* **Work required**: Carry none of the pictures over; write out the complete data exactly.

╭─ Supplied data

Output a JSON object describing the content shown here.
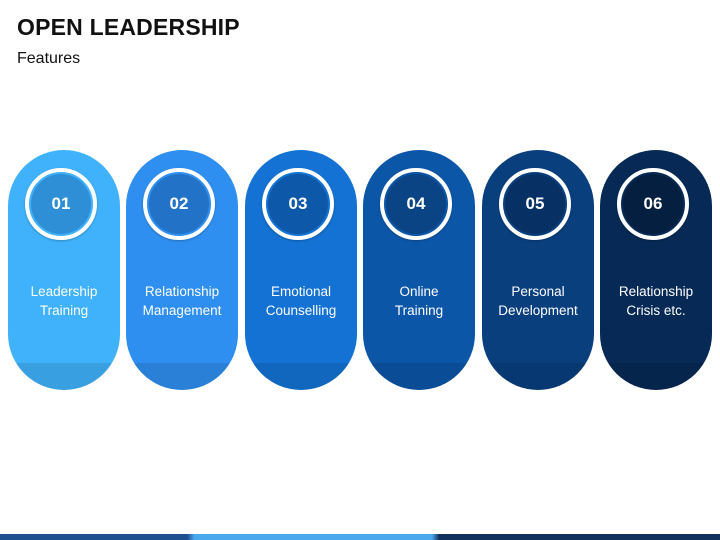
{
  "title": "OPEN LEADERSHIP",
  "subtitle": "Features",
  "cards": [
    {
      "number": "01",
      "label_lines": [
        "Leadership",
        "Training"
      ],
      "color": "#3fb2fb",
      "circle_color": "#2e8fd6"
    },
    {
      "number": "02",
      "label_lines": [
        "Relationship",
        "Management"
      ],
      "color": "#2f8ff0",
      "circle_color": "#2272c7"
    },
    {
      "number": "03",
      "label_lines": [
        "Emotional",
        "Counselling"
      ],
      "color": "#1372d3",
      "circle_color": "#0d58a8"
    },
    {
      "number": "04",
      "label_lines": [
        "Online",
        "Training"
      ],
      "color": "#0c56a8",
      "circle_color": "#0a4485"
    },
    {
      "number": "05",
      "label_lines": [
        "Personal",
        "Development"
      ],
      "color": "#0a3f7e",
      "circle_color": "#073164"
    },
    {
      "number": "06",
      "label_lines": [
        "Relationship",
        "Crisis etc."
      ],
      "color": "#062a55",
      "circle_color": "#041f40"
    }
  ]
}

╰─

* **Completed exercise**:
Output a JSON object describing the content shown here.
{
  "title": "OPEN LEADERSHIP",
  "subtitle": "Features",
  "cards": [
    {
      "number": "01",
      "label_lines": [
        "Leadership",
        "Training"
      ],
      "color": "#3fb2fb",
      "circle_color": "#2e8fd6"
    },
    {
      "number": "02",
      "label_lines": [
        "Relationship",
        "Management"
      ],
      "color": "#2f8ff0",
      "circle_color": "#2272c7"
    },
    {
      "number": "03",
      "label_lines": [
        "Emotional",
        "Counselling"
      ],
      "color": "#1372d3",
      "circle_color": "#0d58a8"
    },
    {
      "number": "04",
      "label_lines": [
        "Online",
        "Training"
      ],
      "color": "#0c56a8",
      "circle_color": "#0a4485"
    },
    {
      "number": "05",
      "label_lines": [
        "Personal",
        "Development"
      ],
      "color": "#0a3f7e",
      "circle_color": "#073164"
    },
    {
      "number": "06",
      "label_lines": [
        "Relationship",
        "Crisis etc."
      ],
      "color": "#062a55",
      "circle_color": "#041f40"
    }
  ]
}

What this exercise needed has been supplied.